▶ _TUGAS TERTULIS 1_: Menurut teks sumber tentang Kerajaan Buleleng, pada tahun berapa kerajaan itu jatuh ke tangan Belanda?

▶ _TEKS SUMBER_:
• • • • •

Kerajaan Buleleng adalah suatu kerajaan
di Bali bagian utara yang didirikan sekitar pertengahan abad ke17 dan jatuh ke
tangan Belanda pada tahun 1849. Kerajaan ini dibangun oleh I Gusti Anglurah
Panji Sakti dari Wangsa Kepakisan dengan cara menyatukan seluruh wilayah
wilayah Bali Utara yang sebelumnya dikenal dengan nama Den Bukit. Masa kerajaan
ini dimulai pada tahun 1660 sampai tahun 1950.
Sejarah Buleleng
I Gusti Anglurah Panji Sakti,
yang sewaktu kecil bernama I Gusti Gde Pasekan adalah putra I Gusti Ngurah
Jelantik dari seorang selir bernama Si Luh Pasek Gobleg berasal dari Desa Panji
wilayah Den Bukit. I Gusti Panji memiliki kekuatan supra natural dari lahir. I
Gusti Ngurah Jelantik merasa khawatir kalau I Gusti Ngurah Panji kelak akan
menyisihkan putra mahkota.
I Gusti Ngurah Panji menguasai wilayah Den Bukit dan menjadikannya
Kerajaan Buleleng, yang kekuasaannya pernah meluas sampai ke ujung timur pulau
Jawa I GUSTI (Blambangan). ANGLURAH PANJI SAKTI.
Dikuasai Mengwi dan Karangasem Kerajaan Buleleng tahun 1732 dikuasai
Kerajaan Mengwi namun kembali merdeka pada tahun 1752. Selanjutnya jatuh ke
dalam kekuasaan raja Karangasem 1780. Raja Karangasem, I Gusti Gde Karang
membangun istana dengan nama Puri Singaraja. Raja berikutnya adalah putranya
bernama I Gusti Pahang Canang yang berkuasa sampai 1821.
Perlawanan terhadap Belanda Pada tahun 1846 Buleleng diserang pasukan
Belanda, tetapi mendapat perlawanan sengit pihak rakyat Buleleng yang dipimpin
oleh Patih / Panglima Perang I Gusti Ketut Jelantik. Pada tahun 1848 Buleleng
kembali mendapat serangan pasukan angkatan laut Belanda di Benteng Jagaraga.

• • • • •

▶ _ENTRI TERSEDIA_:
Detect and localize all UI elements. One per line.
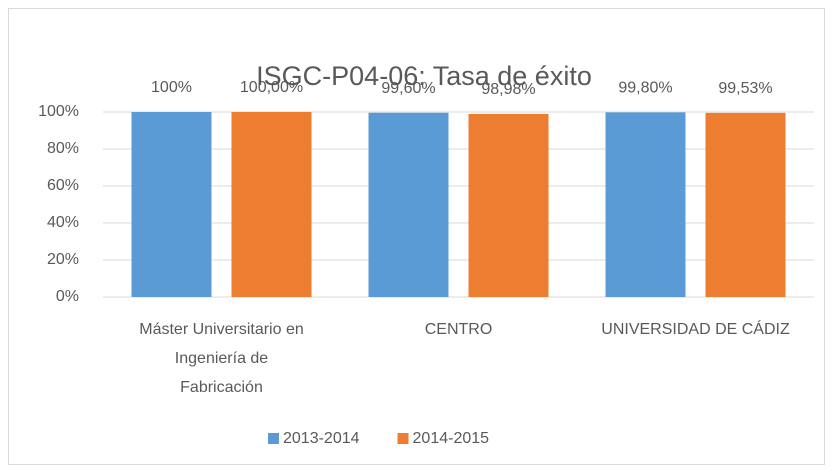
data-label: 100% bbox=[151, 79, 192, 96]
bar bbox=[605, 112, 686, 298]
data-label: 99,60% bbox=[381, 80, 435, 97]
y-tick-label: 80% bbox=[47, 140, 79, 157]
bar bbox=[468, 113, 549, 298]
y-tick-label: 60% bbox=[47, 177, 79, 194]
y-tick-label: 40% bbox=[47, 214, 79, 231]
y-tick-label: 20% bbox=[47, 251, 79, 268]
bar bbox=[705, 112, 786, 297]
data-label: 99,80% bbox=[618, 80, 672, 97]
x-tick-label: UNIVERSIDAD DE CÁDIZ bbox=[601, 319, 790, 338]
y-tick-label: 0% bbox=[56, 288, 79, 305]
x-tick-label: Máster Universitario en Ingeniería de Fabr… bbox=[139, 321, 304, 396]
data-label: 100,00% bbox=[240, 79, 303, 96]
y-tick-label: 100% bbox=[38, 103, 79, 120]
legend-swatch bbox=[268, 433, 279, 444]
chart-title: ISGC-P04-06: Tasa de éxito bbox=[256, 61, 592, 91]
x-tick-label: CENTRO bbox=[425, 321, 493, 338]
legend-label: 2013-2014 bbox=[283, 430, 360, 447]
bar bbox=[368, 112, 449, 298]
data-label: 98,98% bbox=[481, 81, 535, 98]
data-label: 99,53% bbox=[718, 80, 772, 97]
bar bbox=[131, 112, 212, 297]
legend-swatch bbox=[397, 433, 409, 444]
legend-label: 2014-2015 bbox=[413, 430, 490, 447]
bar bbox=[231, 112, 312, 297]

• • • • •

▶ _TUGAS TERTULIS 2_: Sajikan sebagai daftar JSON berisi string, satu string untuk setiap baris dan tanpa baris kosong, seluruh baris listing mulai dari baris yang memuat "data-label: 100% bbox=[151, 79, 192, 96]" sampai baris yang memuat "bar bbox=[705, 112, 786, 297]", termasuk kedua baris tersebut.

▶ _HASIL LATIHAN 1_: Pada tahun 1849.

▶ _HASIL LATIHAN 2_:
[
  "data-label: 100% bbox=[151, 79, 192, 96]",
  "bar bbox=[605, 112, 686, 298]",
  "data-label: 99,60% bbox=[381, 80, 435, 97]",
  "y-tick-label: 80% bbox=[47, 140, 79, 157]",
  "bar bbox=[468, 113, 549, 298]",
  "y-tick-label: 60% bbox=[47, 177, 79, 194]",
  "y-tick-label: 40% bbox=[47, 214, 79, 231]",
  "y-tick-label: 20% bbox=[47, 251, 79, 268]",
  "bar bbox=[705, 112, 786, 297]"
]